Determine how many lines in these records hold "this". Only the number is wanted.

__Entries__.
* start *

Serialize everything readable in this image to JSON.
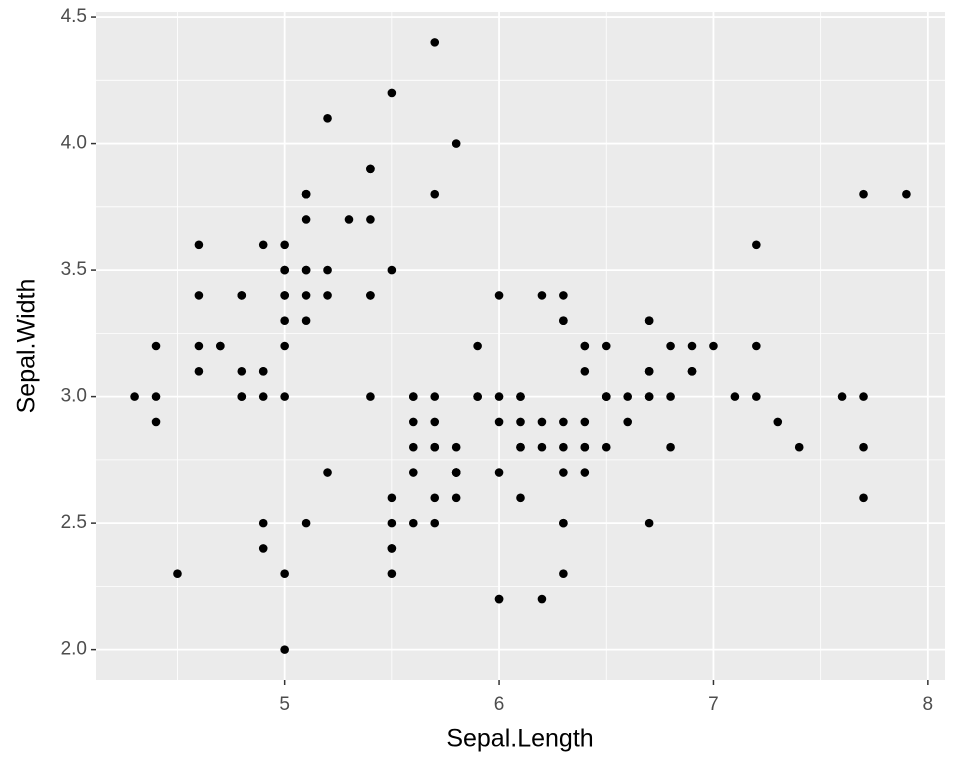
{
  "chart_data": {
    "type": "scatter",
    "x_label": "Sepal.Length",
    "y_label": "Sepal.Width",
    "xlim": [
      4.12,
      8.08
    ],
    "ylim": [
      1.88,
      4.52
    ],
    "xticks": [
      5,
      6,
      7,
      8
    ],
    "yticks": [
      {
        "value": 2,
        "label": "2.0"
      },
      {
        "value": 2.5,
        "label": "2.5"
      },
      {
        "value": 3,
        "label": "3.0"
      },
      {
        "value": 3.5,
        "label": "3.5"
      },
      {
        "value": 4,
        "label": "4.0"
      },
      {
        "value": 4.5,
        "label": "4.5"
      }
    ],
    "grid": true,
    "color": "#000000",
    "x": [
      5.1,
      4.9,
      4.7,
      4.6,
      5.0,
      5.4,
      4.6,
      5.0,
      4.4,
      4.9,
      5.4,
      4.8,
      4.8,
      4.3,
      5.8,
      5.7,
      5.4,
      5.1,
      5.7,
      5.1,
      5.4,
      5.1,
      4.6,
      5.1,
      4.8,
      5.0,
      5.0,
      5.2,
      5.2,
      4.7,
      4.8,
      5.4,
      5.2,
      5.5,
      4.9,
      5.0,
      5.5,
      4.9,
      4.4,
      5.1,
      5.0,
      4.5,
      4.4,
      5.0,
      5.1,
      4.8,
      5.1,
      4.6,
      5.3,
      5.0,
      7.0,
      6.4,
      6.9,
      5.5,
      6.5,
      5.7,
      6.3,
      4.9,
      6.6,
      5.2,
      5.0,
      5.9,
      6.0,
      6.1,
      5.6,
      6.7,
      5.6,
      5.8,
      6.2,
      5.6,
      5.9,
      6.1,
      6.3,
      6.1,
      6.4,
      6.6,
      6.8,
      6.7,
      6.0,
      5.7,
      5.5,
      5.5,
      5.8,
      6.0,
      5.4,
      6.0,
      6.7,
      6.3,
      5.6,
      5.5,
      5.5,
      6.1,
      5.8,
      5.0,
      5.6,
      5.7,
      5.7,
      6.2,
      5.1,
      5.7,
      6.3,
      5.8,
      7.1,
      6.3,
      6.5,
      7.6,
      4.9,
      7.3,
      6.7,
      7.2,
      6.5,
      6.4,
      6.8,
      5.7,
      5.8,
      6.4,
      6.5,
      7.7,
      7.7,
      6.0,
      6.9,
      5.6,
      7.7,
      6.3,
      6.7,
      7.2,
      6.2,
      6.1,
      6.4,
      7.2,
      7.4,
      7.9,
      6.4,
      6.3,
      6.1,
      7.7,
      6.3,
      6.4,
      6.0,
      6.9,
      6.7,
      6.9,
      5.8,
      6.8,
      6.7,
      6.7,
      6.3,
      6.5,
      6.2,
      5.9
    ],
    "values": [
      3.5,
      3.0,
      3.2,
      3.1,
      3.6,
      3.9,
      3.4,
      3.4,
      2.9,
      3.1,
      3.7,
      3.4,
      3.0,
      3.0,
      4.0,
      4.4,
      3.9,
      3.5,
      3.8,
      3.8,
      3.4,
      3.7,
      3.6,
      3.3,
      3.4,
      3.0,
      3.4,
      3.5,
      3.4,
      3.2,
      3.1,
      3.4,
      4.1,
      4.2,
      3.1,
      3.2,
      3.5,
      3.6,
      3.0,
      3.4,
      3.5,
      2.3,
      3.2,
      3.5,
      3.8,
      3.0,
      3.8,
      3.2,
      3.7,
      3.3,
      3.2,
      3.2,
      3.1,
      2.3,
      2.8,
      2.8,
      3.3,
      2.4,
      2.9,
      2.7,
      2.0,
      3.0,
      2.2,
      2.9,
      2.9,
      3.1,
      3.0,
      2.7,
      2.2,
      2.5,
      3.2,
      2.8,
      2.5,
      2.8,
      2.9,
      3.0,
      2.8,
      3.0,
      2.9,
      2.6,
      2.4,
      2.4,
      2.7,
      2.7,
      3.0,
      3.4,
      3.1,
      2.3,
      3.0,
      2.5,
      2.6,
      3.0,
      2.6,
      2.3,
      2.7,
      3.0,
      2.9,
      2.9,
      2.5,
      2.8,
      3.3,
      2.7,
      3.0,
      2.9,
      3.0,
      3.0,
      2.5,
      2.9,
      2.5,
      3.6,
      3.2,
      2.7,
      3.0,
      2.5,
      2.8,
      3.2,
      3.0,
      3.8,
      2.6,
      2.2,
      3.2,
      2.8,
      2.8,
      2.7,
      3.3,
      3.2,
      2.8,
      3.0,
      2.8,
      3.0,
      2.8,
      3.8,
      2.8,
      2.8,
      2.6,
      3.0,
      3.4,
      3.1,
      3.0,
      3.1,
      3.1,
      3.1,
      2.7,
      3.2,
      3.3,
      3.0,
      2.5,
      3.0,
      3.4,
      3.0
    ]
  }
}
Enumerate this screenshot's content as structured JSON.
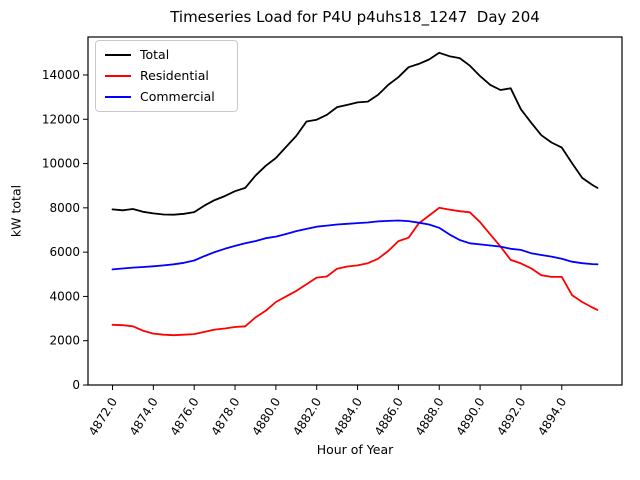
{
  "chart_data": {
    "type": "line",
    "title": "Timeseries Load for P4U p4uhs18_1247  Day 204",
    "xlabel": "Hour of Year",
    "ylabel": "kW total",
    "xlim": [
      4870.8,
      4896.95
    ],
    "ylim": [
      0,
      15715
    ],
    "grid": false,
    "legend_position": "upper left",
    "xticks": [
      4872,
      4874,
      4876,
      4878,
      4880,
      4882,
      4884,
      4886,
      4888,
      4890,
      4892,
      4894
    ],
    "xtick_labels": [
      "4872.0",
      "4874.0",
      "4876.0",
      "4878.0",
      "4880.0",
      "4882.0",
      "4884.0",
      "4886.0",
      "4888.0",
      "4890.0",
      "4892.0",
      "4894.0"
    ],
    "yticks": [
      0,
      2000,
      4000,
      6000,
      8000,
      10000,
      12000,
      14000
    ],
    "ytick_labels": [
      "0",
      "2000",
      "4000",
      "6000",
      "8000",
      "10000",
      "12000",
      "14000"
    ],
    "x": [
      4872.0,
      4872.5,
      4873.0,
      4873.5,
      4874.0,
      4874.5,
      4875.0,
      4875.5,
      4876.0,
      4876.5,
      4877.0,
      4877.5,
      4878.0,
      4878.5,
      4879.0,
      4879.5,
      4880.0,
      4880.5,
      4881.0,
      4881.5,
      4882.0,
      4882.5,
      4883.0,
      4883.5,
      4884.0,
      4884.5,
      4885.0,
      4885.5,
      4886.0,
      4886.5,
      4887.0,
      4887.5,
      4888.0,
      4888.5,
      4889.0,
      4889.5,
      4890.0,
      4890.5,
      4891.0,
      4891.5,
      4892.0,
      4892.5,
      4893.0,
      4893.5,
      4894.0,
      4894.5,
      4895.0,
      4895.5,
      4895.75
    ],
    "series": [
      {
        "name": "Total",
        "color": "#000000",
        "values": [
          7930,
          7890,
          7950,
          7820,
          7750,
          7700,
          7690,
          7730,
          7810,
          8100,
          8350,
          8530,
          8750,
          8900,
          9450,
          9900,
          10250,
          10750,
          11250,
          11900,
          11980,
          12200,
          12550,
          12650,
          12760,
          12800,
          13100,
          13550,
          13900,
          14350,
          14500,
          14700,
          15000,
          14850,
          14760,
          14420,
          13950,
          13550,
          13320,
          13400,
          12450,
          11850,
          11280,
          10950,
          10720,
          10020,
          9350,
          9030,
          8900
        ]
      },
      {
        "name": "Residential",
        "color": "#ff0000",
        "values": [
          2720,
          2700,
          2650,
          2450,
          2320,
          2270,
          2250,
          2270,
          2300,
          2400,
          2500,
          2550,
          2620,
          2650,
          3050,
          3350,
          3750,
          4000,
          4250,
          4550,
          4850,
          4900,
          5250,
          5350,
          5400,
          5500,
          5700,
          6050,
          6500,
          6650,
          7300,
          7650,
          8000,
          7920,
          7850,
          7800,
          7350,
          6800,
          6250,
          5650,
          5490,
          5270,
          4960,
          4880,
          4880,
          4060,
          3750,
          3500,
          3390
        ]
      },
      {
        "name": "Commercial",
        "color": "#0000ff",
        "values": [
          5220,
          5260,
          5300,
          5330,
          5360,
          5400,
          5450,
          5520,
          5620,
          5820,
          6000,
          6150,
          6280,
          6400,
          6500,
          6630,
          6700,
          6820,
          6950,
          7050,
          7150,
          7200,
          7250,
          7280,
          7310,
          7340,
          7390,
          7410,
          7430,
          7400,
          7330,
          7250,
          7100,
          6800,
          6550,
          6400,
          6350,
          6300,
          6250,
          6150,
          6100,
          5950,
          5870,
          5800,
          5700,
          5570,
          5500,
          5460,
          5450
        ]
      }
    ]
  }
}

* end *

__Correct answer__.
2